WRITTEN PROBLEM:
Repeat every line exactly, keeping the pictures out of the copy.

DATA EXCERPTS:
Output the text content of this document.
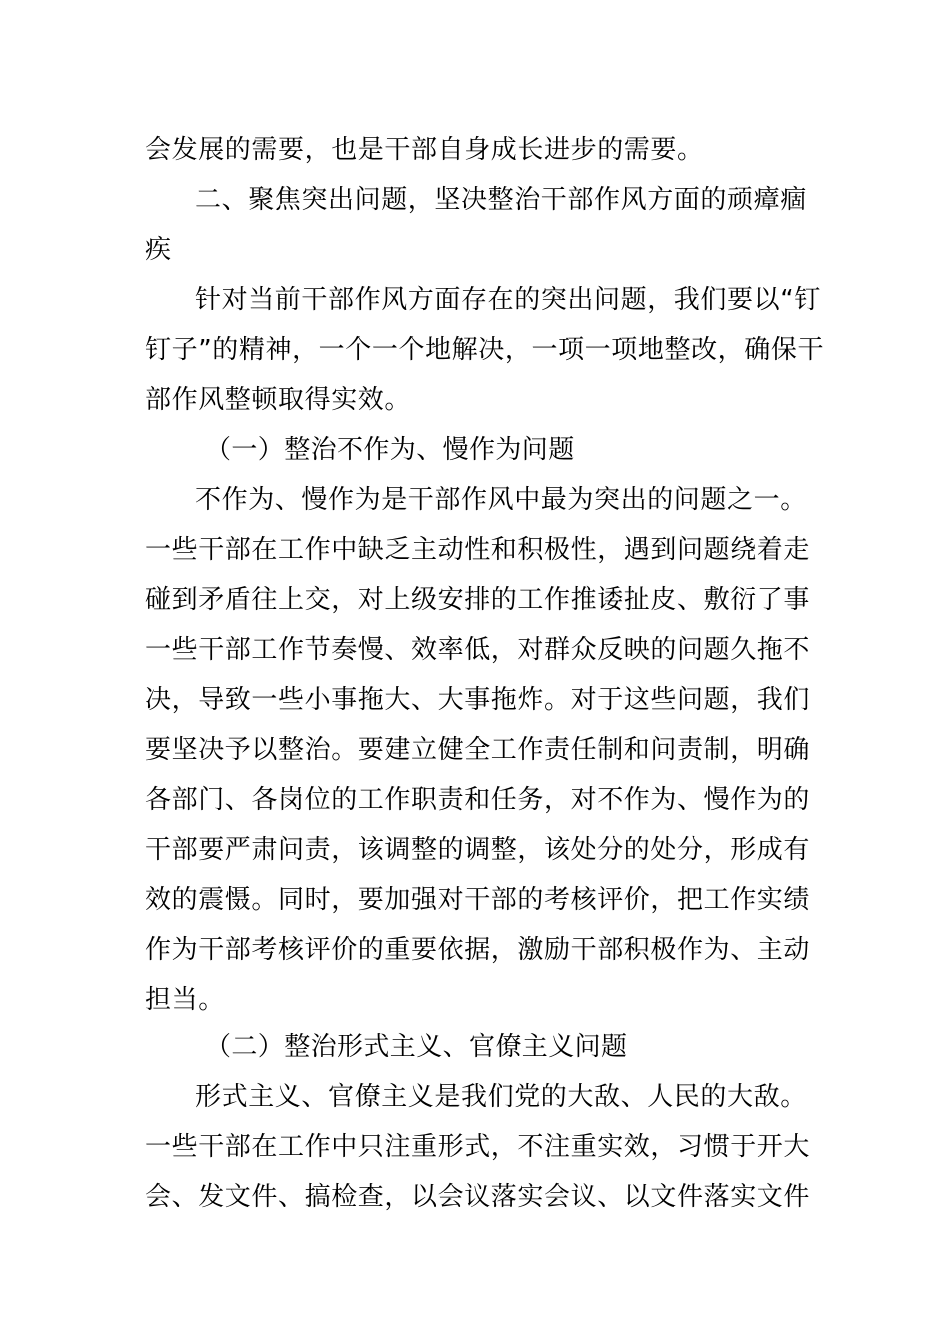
会发展的需要，也是干部自身成长进步的需要。
二、聚焦突出问题，坚决整治干部作风方面的顽瘴痼
疾
针对当前干部作风方面存在的突出问题，我们要以“钉
钉子”的精神，一个一个地解决，一项一项地整改，确保干
部作风整顿取得实效。
（一）整治不作为、慢作为问题
不作为、慢作为是干部作风中最为突出的问题之一。
一些干部在工作中缺乏主动性和积极性，遇到问题绕着走
碰到矛盾往上交，对上级安排的工作推诿扯皮、敷衍了事
一些干部工作节奏慢、效率低，对群众反映的问题久拖不
决，导致一些小事拖大、大事拖炸。对于这些问题，我们
要坚决予以整治。要建立健全工作责任制和问责制，明确
各部门、各岗位的工作职责和任务，对不作为、慢作为的
干部要严肃问责，该调整的调整，该处分的处分，形成有
效的震慑。同时，要加强对干部的考核评价，把工作实绩
作为干部考核评价的重要依据，激励干部积极作为、主动
担当。
（二）整治形式主义、官僚主义问题
形式主义、官僚主义是我们党的大敌、人民的大敌。
一些干部在工作中只注重形式，不注重实效，习惯于开大
会、发文件、搞检查，以会议落实会议、以文件落实文件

WRITTEN SOLUTION:
Output the text content of this document.
会发展的需要，也是干部自身成长进步的需要。
二、聚焦突出问题，坚决整治干部作风方面的顽瘴痼
疾
针对当前干部作风方面存在的突出问题，我们要以“钉
钉子”的精神，一个一个地解决，一项一项地整改，确保干
部作风整顿取得实效。
（一）整治不作为、慢作为问题
不作为、慢作为是干部作风中最为突出的问题之一。
一些干部在工作中缺乏主动性和积极性，遇到问题绕着走
碰到矛盾往上交，对上级安排的工作推诿扯皮、敷衍了事
一些干部工作节奏慢、效率低，对群众反映的问题久拖不
决，导致一些小事拖大、大事拖炸。对于这些问题，我们
要坚决予以整治。要建立健全工作责任制和问责制，明确
各部门、各岗位的工作职责和任务，对不作为、慢作为的
干部要严肃问责，该调整的调整，该处分的处分，形成有
效的震慑。同时，要加强对干部的考核评价，把工作实绩
作为干部考核评价的重要依据，激励干部积极作为、主动
担当。
（二）整治形式主义、官僚主义问题
形式主义、官僚主义是我们党的大敌、人民的大敌。
一些干部在工作中只注重形式，不注重实效，习惯于开大
会、发文件、搞检查，以会议落实会议、以文件落实文件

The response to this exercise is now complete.